> Task objective
Write every line out verbatim and omit the pictures.

> Record extracts
+--

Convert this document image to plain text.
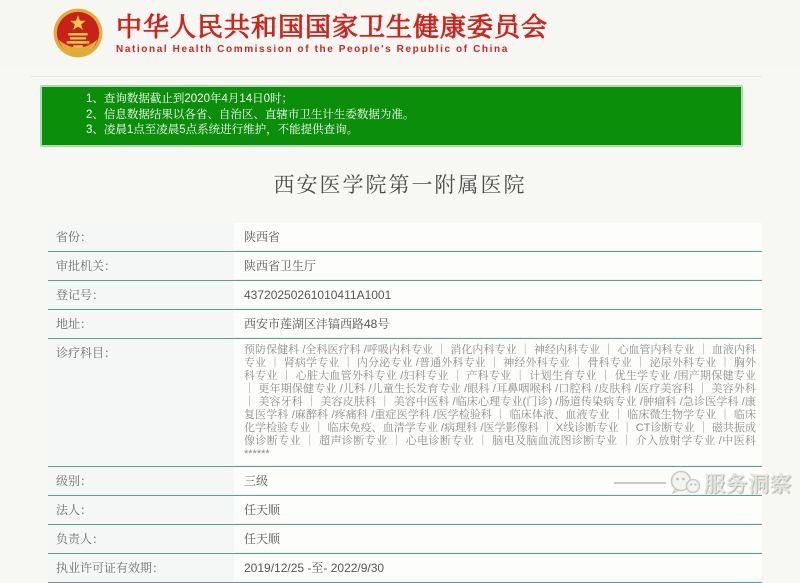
中华人民共和国国家卫生健康委员会
National Health Commission of the People's Republic of China
1、查询数据截止到2020年4月14日0时；
2、信息数据结果以各省、自治区、直辖市卫生计生委数据为准。
3、凌晨1点至凌晨5点系统进行维护，不能提供查询。
西安医学院第一附属医院
省份：	陕西省
审批机关：	陕西省卫生厅
登记号：	43720250261010411A1001
地址：	西安市莲湖区沣镐西路48号
诊疗科目：	预防保健科 /全科医疗科 /呼吸内科专业 ｜ 消化内科专业 ｜ 神经内科专业 ｜ 心血管内科专业 ｜ 血液内科专业 ｜ 肾病学专业 ｜ 内分泌专业 /普通外科专业 ｜ 神经外科专业 ｜ 骨科专业 ｜ 泌尿外科专业 ｜ 胸外科专业 ｜ 心脏大血管外科专业 /妇科专业 ｜ 产科专业 ｜ 计划生育专业 ｜ 优生学专业 /围产期保健专业 ｜ 更年期保健专业 /儿科 /儿童生长发育专业 /眼科 /耳鼻咽喉科 /口腔科 /皮肤科 /医疗美容科 ｜ 美容外科 ｜ 美容牙科 ｜ 美容皮肤科 ｜ 美容中医科 /临床心理专业(门诊) /肠道传染病专业 /肿瘤科 /急诊医学科 /康复医学科 /麻醉科 /疼痛科 /重症医学科 /医学检验科 ｜ 临床体液、血液专业 ｜ 临床微生物学专业 ｜ 临床化学检验专业 ｜ 临床免疫、血清学专业 /病理科 /医学影像科 ｜ X线诊断专业 ｜ CT诊断专业 ｜ 磁共振成像诊断专业 ｜ 超声诊断专业 ｜ 心电诊断专业 ｜ 脑电及脑血流图诊断专业 ｜ 介入放射学专业 /中医科******
级别：	三级
法人：	任天顺
负责人：	任天顺
执业许可证有效期：	2019/12/25 -至- 2022/9/30
服务洞察
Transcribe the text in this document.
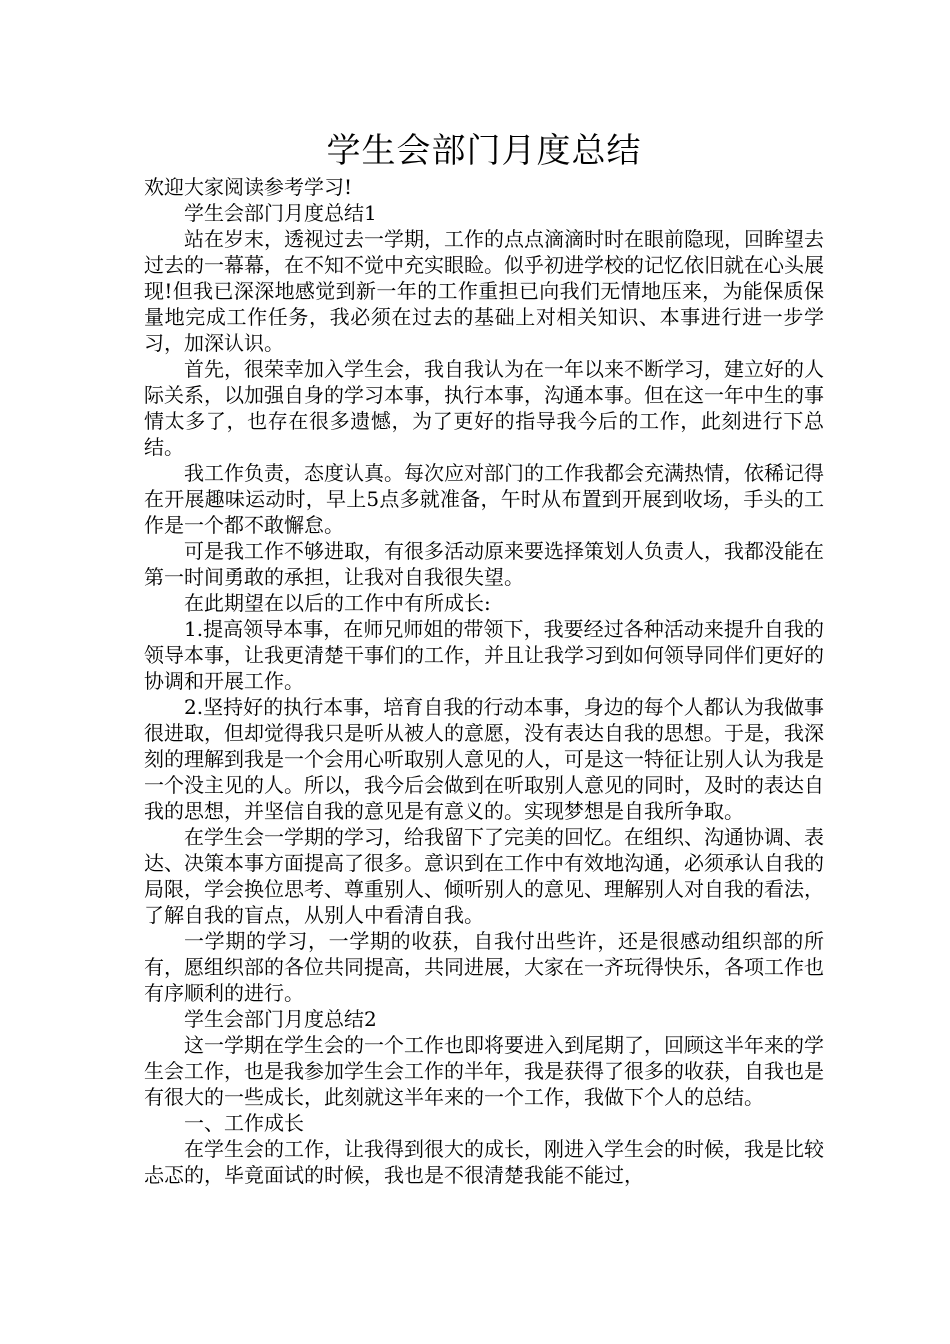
学生会部门月度总结

欢迎大家阅读参考学习!

学生会部门月度总结1

站在岁末，透视过去一学期，工作的点点滴滴时时在眼前隐现，回眸望去过去的一幕幕，在不知不觉中充实眼睑。似乎初进学校的记忆依旧就在心头展现!但我已深深地感觉到新一年的工作重担已向我们无情地压来，为能保质保量地完成工作任务，我必须在过去的基础上对相关知识、本事进行进一步学习，加深认识。

首先，很荣幸加入学生会，我自我认为在一年以来不断学习，建立好的人际关系，以加强自身的学习本事，执行本事，沟通本事。但在这一年中生的事情太多了，也存在很多遗憾，为了更好的指导我今后的工作，此刻进行下总结。

我工作负责，态度认真。每次应对部门的工作我都会充满热情，依稀记得在开展趣味运动时，早上5点多就准备，午时从布置到开展到收场，手头的工作是一个都不敢懈怠。

可是我工作不够进取，有很多活动原来要选择策划人负责人，我都没能在第一时间勇敢的承担，让我对自我很失望。

在此期望在以后的工作中有所成长:

1.提高领导本事，在师兄师姐的带领下，我要经过各种活动来提升自我的领导本事，让我更清楚干事们的工作，并且让我学习到如何领导同伴们更好的协调和开展工作。

2.坚持好的执行本事，培育自我的行动本事，身边的每个人都认为我做事很进取，但却觉得我只是听从被人的意愿，没有表达自我的思想。于是，我深刻的理解到我是一个会用心听取别人意见的人，可是这一特征让别人认为我是一个没主见的人。所以，我今后会做到在听取别人意见的同时，及时的表达自我的思想，并坚信自我的意见是有意义的。实现梦想是自我所争取。

在学生会一学期的学习，给我留下了完美的回忆。在组织、沟通协调、表达、决策本事方面提高了很多。意识到在工作中有效地沟通，必须承认自我的局限，学会换位思考、尊重别人、倾听别人的意见、理解别人对自我的看法，了解自我的盲点，从别人中看清自我。

一学期的学习，一学期的收获，自我付出些许，还是很感动组织部的所有，愿组织部的各位共同提高，共同进展，大家在一齐玩得快乐，各项工作也有序顺利的进行。

学生会部门月度总结2

这一学期在学生会的一个工作也即将要进入到尾期了，回顾这半年来的学生会工作，也是我参加学生会工作的半年，我是获得了很多的收获，自我也是有很大的一些成长，此刻就这半年来的一个工作，我做下个人的总结。

一、工作成长

在学生会的工作，让我得到很大的成长，刚进入学生会的时候，我是比较忐忑的，毕竟面试的时候，我也是不很清楚我能不能过，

+--

> Result of the exercise
Convert this document image to plain text.
中华人民共和国国家卫生健康委员会
National Health Commission of the People's Republic of China
1、查询数据截止到2020年4月14日0时；
2、信息数据结果以各省、自治区、直辖市卫生计生委数据为准。
3、凌晨1点至凌晨5点系统进行维护，不能提供查询。
西安医学院第一附属医院
省份：	陕西省
审批机关：	陕西省卫生厅
登记号：	43720250261010411A1001
地址：	西安市莲湖区沣镐西路48号
诊疗科目：	预防保健科 /全科医疗科 /呼吸内科专业 ｜ 消化内科专业 ｜ 神经内科专业 ｜ 心血管内科专业 ｜ 血液内科专业 ｜ 肾病学专业 ｜ 内分泌专业 /普通外科专业 ｜ 神经外科专业 ｜ 骨科专业 ｜ 泌尿外科专业 ｜ 胸外科专业 ｜ 心脏大血管外科专业 /妇科专业 ｜ 产科专业 ｜ 计划生育专业 ｜ 优生学专业 /围产期保健专业 ｜ 更年期保健专业 /儿科 /儿童生长发育专业 /眼科 /耳鼻咽喉科 /口腔科 /皮肤科 /医疗美容科 ｜ 美容外科 ｜ 美容牙科 ｜ 美容皮肤科 ｜ 美容中医科 /临床心理专业(门诊) /肠道传染病专业 /肿瘤科 /急诊医学科 /康复医学科 /麻醉科 /疼痛科 /重症医学科 /医学检验科 ｜ 临床体液、血液专业 ｜ 临床微生物学专业 ｜ 临床化学检验专业 ｜ 临床免疫、血清学专业 /病理科 /医学影像科 ｜ X线诊断专业 ｜ CT诊断专业 ｜ 磁共振成像诊断专业 ｜ 超声诊断专业 ｜ 心电诊断专业 ｜ 脑电及脑血流图诊断专业 ｜ 介入放射学专业 /中医科******
级别：	三级
法人：	任天顺
负责人：	任天顺
执业许可证有效期：	2019/12/25 -至- 2022/9/30
服务洞察
Transcribe the text in this document.
学生会部门月度总结

欢迎大家阅读参考学习!

学生会部门月度总结1

站在岁末，透视过去一学期，工作的点点滴滴时时在眼前隐现，回眸望去过去的一幕幕，在不知不觉中充实眼睑。似乎初进学校的记忆依旧就在心头展现!但我已深深地感觉到新一年的工作重担已向我们无情地压来，为能保质保量地完成工作任务，我必须在过去的基础上对相关知识、本事进行进一步学习，加深认识。

首先，很荣幸加入学生会，我自我认为在一年以来不断学习，建立好的人际关系，以加强自身的学习本事，执行本事，沟通本事。但在这一年中生的事情太多了，也存在很多遗憾，为了更好的指导我今后的工作，此刻进行下总结。

我工作负责，态度认真。每次应对部门的工作我都会充满热情，依稀记得在开展趣味运动时，早上5点多就准备，午时从布置到开展到收场，手头的工作是一个都不敢懈怠。

可是我工作不够进取，有很多活动原来要选择策划人负责人，我都没能在第一时间勇敢的承担，让我对自我很失望。

在此期望在以后的工作中有所成长:

1.提高领导本事，在师兄师姐的带领下，我要经过各种活动来提升自我的领导本事，让我更清楚干事们的工作，并且让我学习到如何领导同伴们更好的协调和开展工作。

2.坚持好的执行本事，培育自我的行动本事，身边的每个人都认为我做事很进取，但却觉得我只是听从被人的意愿，没有表达自我的思想。于是，我深刻的理解到我是一个会用心听取别人意见的人，可是这一特征让别人认为我是一个没主见的人。所以，我今后会做到在听取别人意见的同时，及时的表达自我的思想，并坚信自我的意见是有意义的。实现梦想是自我所争取。

在学生会一学期的学习，给我留下了完美的回忆。在组织、沟通协调、表达、决策本事方面提高了很多。意识到在工作中有效地沟通，必须承认自我的局限，学会换位思考、尊重别人、倾听别人的意见、理解别人对自我的看法，了解自我的盲点，从别人中看清自我。

一学期的学习，一学期的收获，自我付出些许，还是很感动组织部的所有，愿组织部的各位共同提高，共同进展，大家在一齐玩得快乐，各项工作也有序顺利的进行。

学生会部门月度总结2

这一学期在学生会的一个工作也即将要进入到尾期了，回顾这半年来的学生会工作，也是我参加学生会工作的半年，我是获得了很多的收获，自我也是有很大的一些成长，此刻就这半年来的一个工作，我做下个人的总结。

一、工作成长

在学生会的工作，让我得到很大的成长，刚进入学生会的时候，我是比较忐忑的，毕竟面试的时候，我也是不很清楚我能不能过，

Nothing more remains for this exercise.